What to do -> Copy the data below exactly, omitting any picture it contains.

— start —

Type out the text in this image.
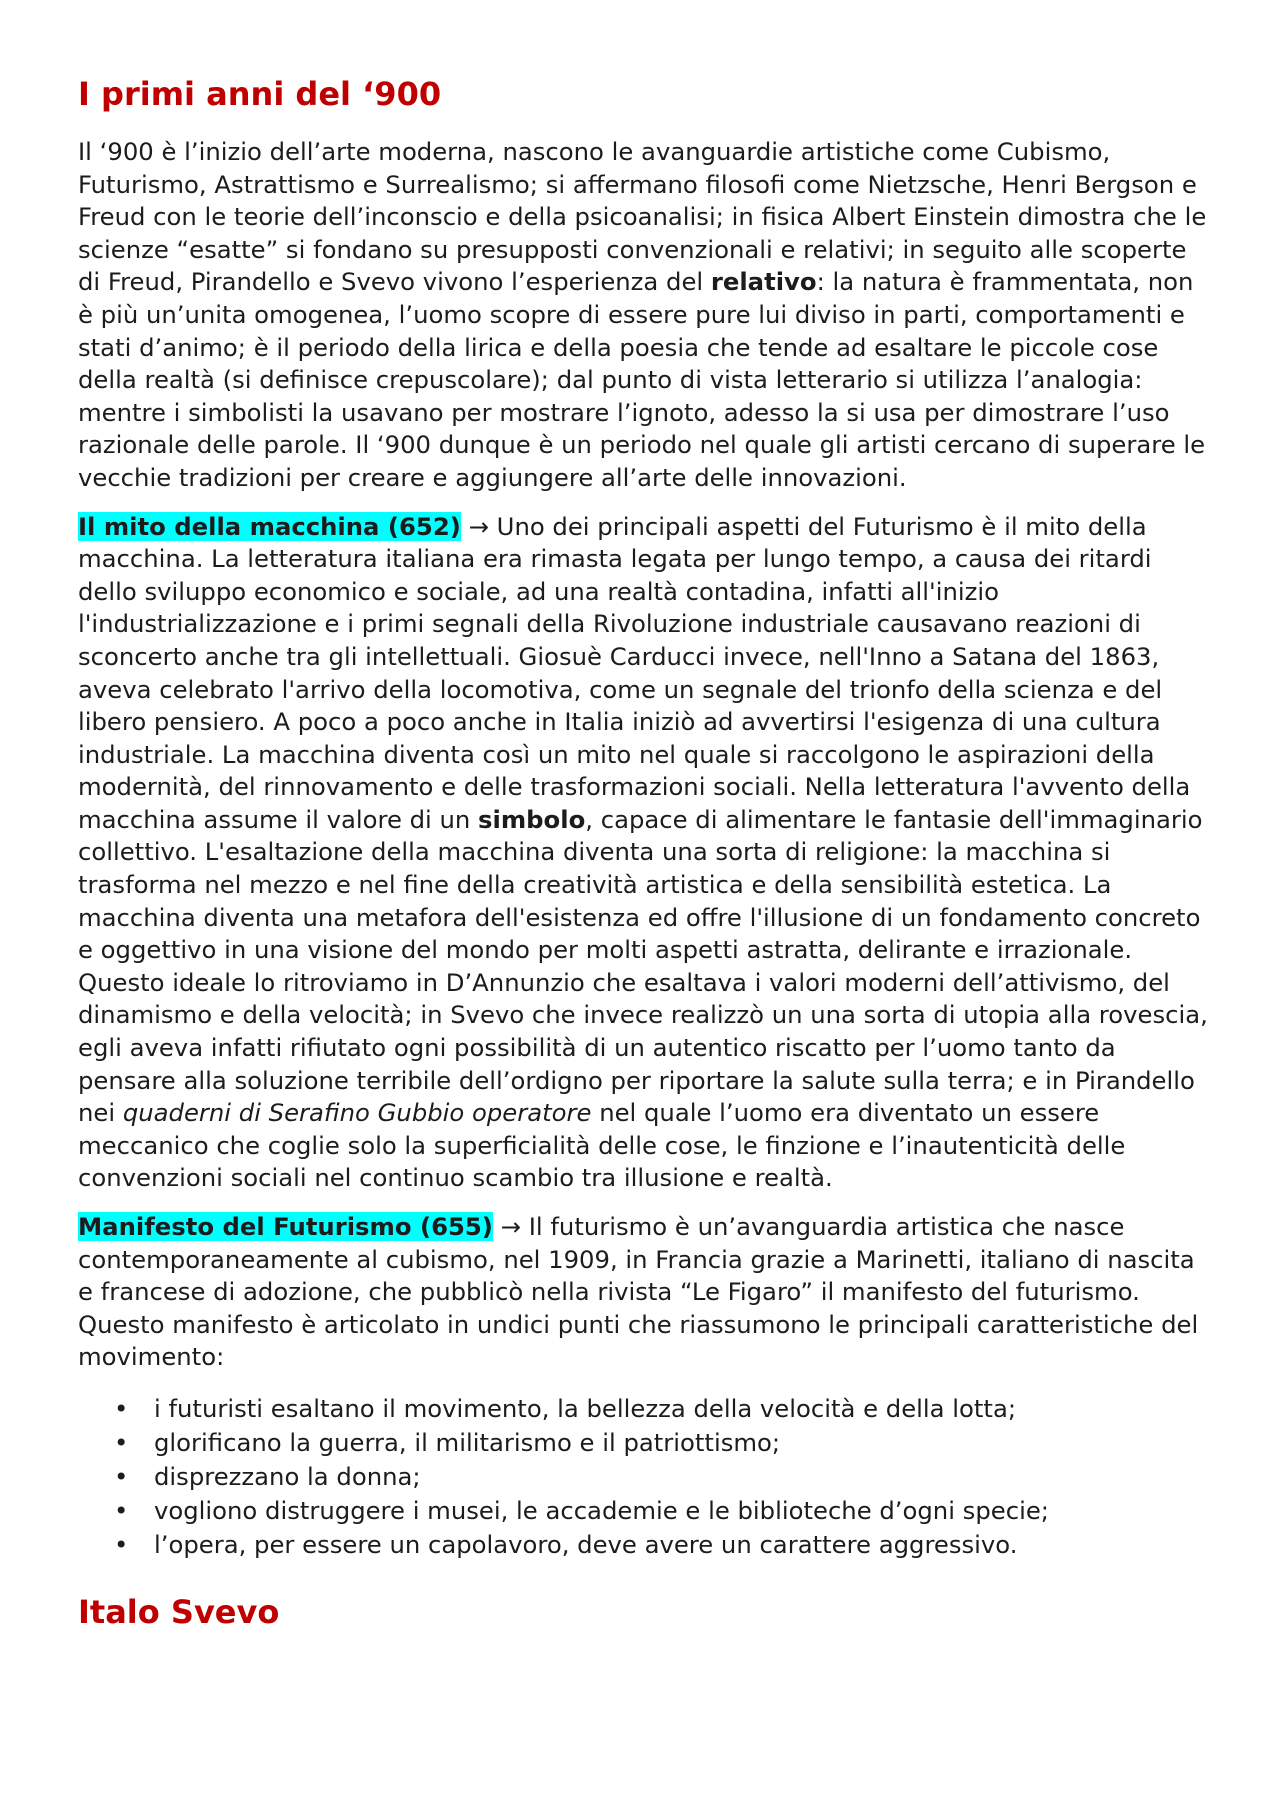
I primi anni del ‘900

Il ‘900 è l’inizio dell’arte moderna, nascono le avanguardie artistiche come Cubismo, Futurismo, Astrattismo e Surrealismo; si affermano filosofi come Nietzsche, Henri Bergson e Freud con le teorie dell’inconscio e della psicoanalisi; in fisica Albert Einstein dimostra che le scienze “esatte” si fondano su presupposti convenzionali e relativi; in seguito alle scoperte di Freud, Pirandello e Svevo vivono l’esperienza del relativo: la natura è frammentata, non è più un’unita omogenea, l’uomo scopre di essere pure lui diviso in parti, comportamenti e stati d’animo; è il periodo della lirica e della poesia che tende ad esaltare le piccole cose della realtà (si definisce crepuscolare); dal punto di vista letterario si utilizza l’analogia: mentre i simbolisti la usavano per mostrare l’ignoto, adesso la si usa per dimostrare l’uso razionale delle parole. Il ‘900 dunque è un periodo nel quale gli artisti cercano di superare le vecchie tradizioni per creare e aggiungere all’arte delle innovazioni.

Il mito della macchina (652) → Uno dei principali aspetti del Futurismo è il mito della macchina. La letteratura italiana era rimasta legata per lungo tempo, a causa dei ritardi dello sviluppo economico e sociale, ad una realtà contadina, infatti all'inizio l'industrializzazione e i primi segnali della Rivoluzione industriale causavano reazioni di sconcerto anche tra gli intellettuali. Giosuè Carducci invece, nell'Inno a Satana del 1863, aveva celebrato l'arrivo della locomotiva, come un segnale del trionfo della scienza e del libero pensiero. A poco a poco anche in Italia iniziò ad avvertirsi l'esigenza di una cultura industriale. La macchina diventa così un mito nel quale si raccolgono le aspirazioni della modernità, del rinnovamento e delle trasformazioni sociali. Nella letteratura l'avvento della macchina assume il valore di un simbolo, capace di alimentare le fantasie dell'immaginario collettivo. L'esaltazione della macchina diventa una sorta di religione: la macchina si trasforma nel mezzo e nel fine della creatività artistica e della sensibilità estetica. La macchina diventa una metafora dell'esistenza ed offre l'illusione di un fondamento concreto e oggettivo in una visione del mondo per molti aspetti astratta, delirante e irrazionale. Questo ideale lo ritroviamo in D’Annunzio che esaltava i valori moderni dell’attivismo, del dinamismo e della velocità; in Svevo che invece realizzò un una sorta di utopia alla rovescia, egli aveva infatti rifiutato ogni possibilità di un autentico riscatto per l’uomo tanto da pensare alla soluzione terribile dell’ordigno per riportare la salute sulla terra; e in Pirandello nei quaderni di Serafino Gubbio operatore nel quale l’uomo era diventato un essere meccanico che coglie solo la superficialità delle cose, le finzione e l’inautenticità delle convenzioni sociali nel continuo scambio tra illusione e realtà.

Manifesto del Futurismo (655) → Il futurismo è un’avanguardia artistica che nasce contemporaneamente al cubismo, nel 1909, in Francia grazie a Marinetti, italiano di nascita e francese di adozione, che pubblicò nella rivista “Le Figaro” il manifesto del futurismo. Questo manifesto è articolato in undici punti che riassumono le principali caratteristiche del movimento:

• i futuristi esaltano il movimento, la bellezza della velocità e della lotta;
• glorificano la guerra, il militarismo e il patriottismo;
• disprezzano la donna;
• vogliono distruggere i musei, le accademie e le biblioteche d’ogni specie;
• l’opera, per essere un capolavoro, deve avere un carattere aggressivo.
Italo Svevo
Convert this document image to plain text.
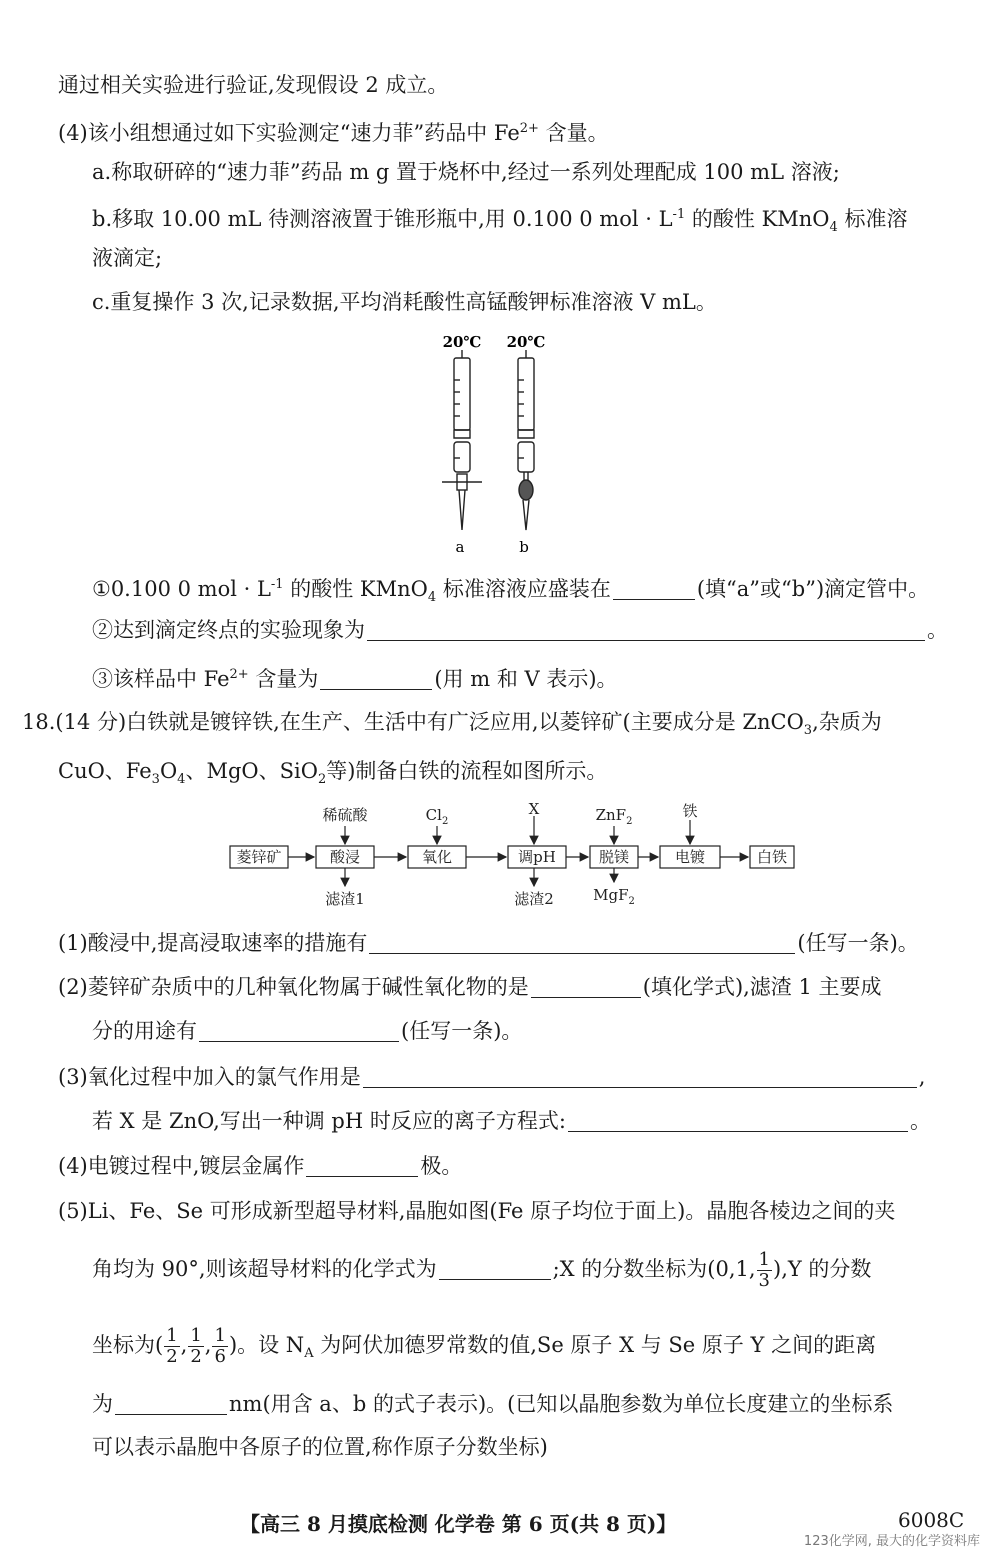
通过相关实验进行验证,发现假设 2 成立。
(4)该小组想通过如下实验测定“速力菲”药品中 $Fe^{2+}$ 含量。
a.称取研碎的“速力菲”药品 m g 置于烧杯中,经过一系列处理配成 100 mL 溶液;
b.移取 10.00 mL 待测溶液置于锥形瓶中,用 0.100 0 mol · $L^{-1}$ 的酸性 KMnO$_4$ 标准溶
液滴定;
c.重复操作 3 次,记录数据,平均消耗酸性高锰酸钾标准溶液 V mL。
20℃ 20℃
a	b
①0.100 0 mol · $L^{-1}$ 的酸性 KMnO$_4$ 标准溶液应盛装在	(填“a”或“b”)滴定管中。
②达到滴定终点的实验现象为	。
③该样品中 $Fe^{2+}$ 含量为	(用 m 和 V 表示)。
18.(14 分)白铁就是镀锌铁,在生产、生活中有广泛应用,以菱锌矿(主要成分是 ZnCO$_3$,杂质为
CuO、$Fe_3O_4$、MgO、SiO$_2$等)制备白铁的流程如图所示。
菱锌矿	酸浸	氧化	调pH	脱镁	电镀	白铁
稀硫酸	$Cl_2$
X	ZnF$_2$
铁
滤渣1	滤渣2	MgF$_2$
(1)酸浸中,提高浸取速率的措施有	(任写一条)。
(2)菱锌矿杂质中的几种氧化物属于碱性氧化物的是	(填化学式),滤渣 1 主要成
分的用途有	(任写一条)。
(3)氧化过程中加入的氯气作用是	,
若 X 是 ZnO,写出一种调 pH 时反应的离子方程式:	。
(4)电镀过程中,镀层金属作	极。
(5)Li、Fe、Se 可形成新型超导材料,晶胞如图(Fe 原子均位于面上)。晶胞各棱边之间的夹
角均为 90°,则该超导材料的化学式为	;X 的分数坐标为(0,1, $\frac{1}{3} ),Y$ 的分数
坐标为( $\frac{1}{2}$ , $\frac{1}{2}$ , $\frac{1}{6}$ )。设 $N_A$ 为阿伏加德罗常数的值,Se 原子 X 与 Se 原子 Y 之间的距离
为	nm(用含 a、b 的式子表示)。(已知以晶胞参数为单位长度建立的坐标系
可以表示晶胞中各原子的位置,称作原子分数坐标)
【高三 8 月摸底检测 化学卷 第 6 页(共 8 页)】	6008C
123化学网, 最大的化学资料库
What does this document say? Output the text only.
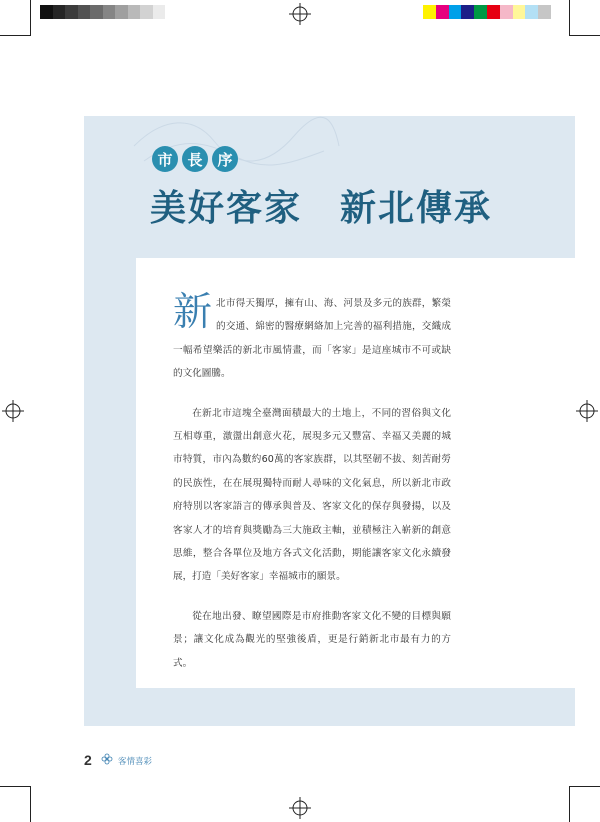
市 長 序
美好客家　新北傳承

新北市得天獨厚，擁有山、海、河景及多元的族群，繁榮的交通、綿密的醫療網絡加上完善的福利措施，交織成一幅希望樂活的新北市風情畫，而「客家」是這座城市不可或缺的文化圖騰。

在新北市這塊全臺灣面積最大的土地上，不同的習俗與文化互相尊重，激盪出創意火花，展現多元又豐富、幸福又美麗的城市特質，市內為數約60萬的客家族群，以其堅韌不拔、刻苦耐勞的民族性，在在展現獨特而耐人尋味的文化氣息，所以新北市政府特別以客家語言的傳承與普及、客家文化的保存與發揚，以及客家人才的培育與獎勵為三大施政主軸，並積極注入嶄新的創意思維，整合各單位及地方各式文化活動，期能讓客家文化永續發展，打造「美好客家」幸福城市的願景。

從在地出發、瞭望國際是市府推動客家文化不變的目標與願景；讓文化成為觀光的堅強後盾，更是行銷新北市最有力的方式。

2	客情喜彩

— end —

Finished task ->
Type out the text in this image.
I primi anni del ‘900

Il ‘900 è l’inizio dell’arte moderna, nascono le avanguardie artistiche come Cubismo, Futurismo, Astrattismo e Surrealismo; si affermano filosofi come Nietzsche, Henri Bergson e Freud con le teorie dell’inconscio e della psicoanalisi; in fisica Albert Einstein dimostra che le scienze “esatte” si fondano su presupposti convenzionali e relativi; in seguito alle scoperte di Freud, Pirandello e Svevo vivono l’esperienza del relativo: la natura è frammentata, non è più un’unita omogenea, l’uomo scopre di essere pure lui diviso in parti, comportamenti e stati d’animo; è il periodo della lirica e della poesia che tende ad esaltare le piccole cose della realtà (si definisce crepuscolare); dal punto di vista letterario si utilizza l’analogia: mentre i simbolisti la usavano per mostrare l’ignoto, adesso la si usa per dimostrare l’uso razionale delle parole. Il ‘900 dunque è un periodo nel quale gli artisti cercano di superare le vecchie tradizioni per creare e aggiungere all’arte delle innovazioni.

Il mito della macchina (652) → Uno dei principali aspetti del Futurismo è il mito della macchina. La letteratura italiana era rimasta legata per lungo tempo, a causa dei ritardi dello sviluppo economico e sociale, ad una realtà contadina, infatti all'inizio l'industrializzazione e i primi segnali della Rivoluzione industriale causavano reazioni di sconcerto anche tra gli intellettuali. Giosuè Carducci invece, nell'Inno a Satana del 1863, aveva celebrato l'arrivo della locomotiva, come un segnale del trionfo della scienza e del libero pensiero. A poco a poco anche in Italia iniziò ad avvertirsi l'esigenza di una cultura industriale. La macchina diventa così un mito nel quale si raccolgono le aspirazioni della modernità, del rinnovamento e delle trasformazioni sociali. Nella letteratura l'avvento della macchina assume il valore di un simbolo, capace di alimentare le fantasie dell'immaginario collettivo. L'esaltazione della macchina diventa una sorta di religione: la macchina si trasforma nel mezzo e nel fine della creatività artistica e della sensibilità estetica. La macchina diventa una metafora dell'esistenza ed offre l'illusione di un fondamento concreto e oggettivo in una visione del mondo per molti aspetti astratta, delirante e irrazionale. Questo ideale lo ritroviamo in D’Annunzio che esaltava i valori moderni dell’attivismo, del dinamismo e della velocità; in Svevo che invece realizzò un una sorta di utopia alla rovescia, egli aveva infatti rifiutato ogni possibilità di un autentico riscatto per l’uomo tanto da pensare alla soluzione terribile dell’ordigno per riportare la salute sulla terra; e in Pirandello nei quaderni di Serafino Gubbio operatore nel quale l’uomo era diventato un essere meccanico che coglie solo la superficialità delle cose, le finzione e l’inautenticità delle convenzioni sociali nel continuo scambio tra illusione e realtà.

Manifesto del Futurismo (655) → Il futurismo è un’avanguardia artistica che nasce contemporaneamente al cubismo, nel 1909, in Francia grazie a Marinetti, italiano di nascita e francese di adozione, che pubblicò nella rivista “Le Figaro” il manifesto del futurismo. Questo manifesto è articolato in undici punti che riassumono le principali caratteristiche del movimento:

• i futuristi esaltano il movimento, la bellezza della velocità e della lotta;
• glorificano la guerra, il militarismo e il patriottismo;
• disprezzano la donna;
• vogliono distruggere i musei, le accademie e le biblioteche d’ogni specie;
• l’opera, per essere un capolavoro, deve avere un carattere aggressivo.
Italo Svevo
Convert this document image to plain text.
通过相关实验进行验证,发现假设 2 成立。
(4)该小组想通过如下实验测定“速力菲”药品中 $Fe^{2+}$ 含量。
a.称取研碎的“速力菲”药品 m g 置于烧杯中,经过一系列处理配成 100 mL 溶液;
b.移取 10.00 mL 待测溶液置于锥形瓶中,用 0.100 0 mol · $L^{-1}$ 的酸性 KMnO$_4$ 标准溶
液滴定;
c.重复操作 3 次,记录数据,平均消耗酸性高锰酸钾标准溶液 V mL。
20℃ 20℃
a	b
①0.100 0 mol · $L^{-1}$ 的酸性 KMnO$_4$ 标准溶液应盛装在	(填“a”或“b”)滴定管中。
②达到滴定终点的实验现象为	。
③该样品中 $Fe^{2+}$ 含量为	(用 m 和 V 表示)。
18.(14 分)白铁就是镀锌铁,在生产、生活中有广泛应用,以菱锌矿(主要成分是 ZnCO$_3$,杂质为
CuO、$Fe_3O_4$、MgO、SiO$_2$等)制备白铁的流程如图所示。
菱锌矿	酸浸	氧化	调pH	脱镁	电镀	白铁
稀硫酸	$Cl_2$
X	ZnF$_2$
铁
滤渣1	滤渣2	MgF$_2$
(1)酸浸中,提高浸取速率的措施有	(任写一条)。
(2)菱锌矿杂质中的几种氧化物属于碱性氧化物的是	(填化学式),滤渣 1 主要成
分的用途有	(任写一条)。
(3)氧化过程中加入的氯气作用是	,
若 X 是 ZnO,写出一种调 pH 时反应的离子方程式:	。
(4)电镀过程中,镀层金属作	极。
(5)Li、Fe、Se 可形成新型超导材料,晶胞如图(Fe 原子均位于面上)。晶胞各棱边之间的夹
角均为 90°,则该超导材料的化学式为	;X 的分数坐标为(0,1, $\frac{1}{3} ),Y$ 的分数
坐标为( $\frac{1}{2}$ , $\frac{1}{2}$ , $\frac{1}{6}$ )。设 $N_A$ 为阿伏加德罗常数的值,Se 原子 X 与 Se 原子 Y 之间的距离
为	nm(用含 a、b 的式子表示)。(已知以晶胞参数为单位长度建立的坐标系
可以表示晶胞中各原子的位置,称作原子分数坐标)
【高三 8 月摸底检测 化学卷 第 6 页(共 8 页)】	6008C
123化学网, 最大的化学资料库
What does this document say? Output the text only.
市 長 序
美好客家　新北傳承

新北市得天獨厚，擁有山、海、河景及多元的族群，繁榮的交通、綿密的醫療網絡加上完善的福利措施，交織成一幅希望樂活的新北市風情畫，而「客家」是這座城市不可或缺的文化圖騰。

在新北市這塊全臺灣面積最大的土地上，不同的習俗與文化互相尊重，激盪出創意火花，展現多元又豐富、幸福又美麗的城市特質，市內為數約60萬的客家族群，以其堅韌不拔、刻苦耐勞的民族性，在在展現獨特而耐人尋味的文化氣息，所以新北市政府特別以客家語言的傳承與普及、客家文化的保存與發揚，以及客家人才的培育與獎勵為三大施政主軸，並積極注入嶄新的創意思維，整合各單位及地方各式文化活動，期能讓客家文化永續發展，打造「美好客家」幸福城市的願景。

從在地出發、瞭望國際是市府推動客家文化不變的目標與願景；讓文化成為觀光的堅強後盾，更是行銷新北市最有力的方式。

2	客情喜彩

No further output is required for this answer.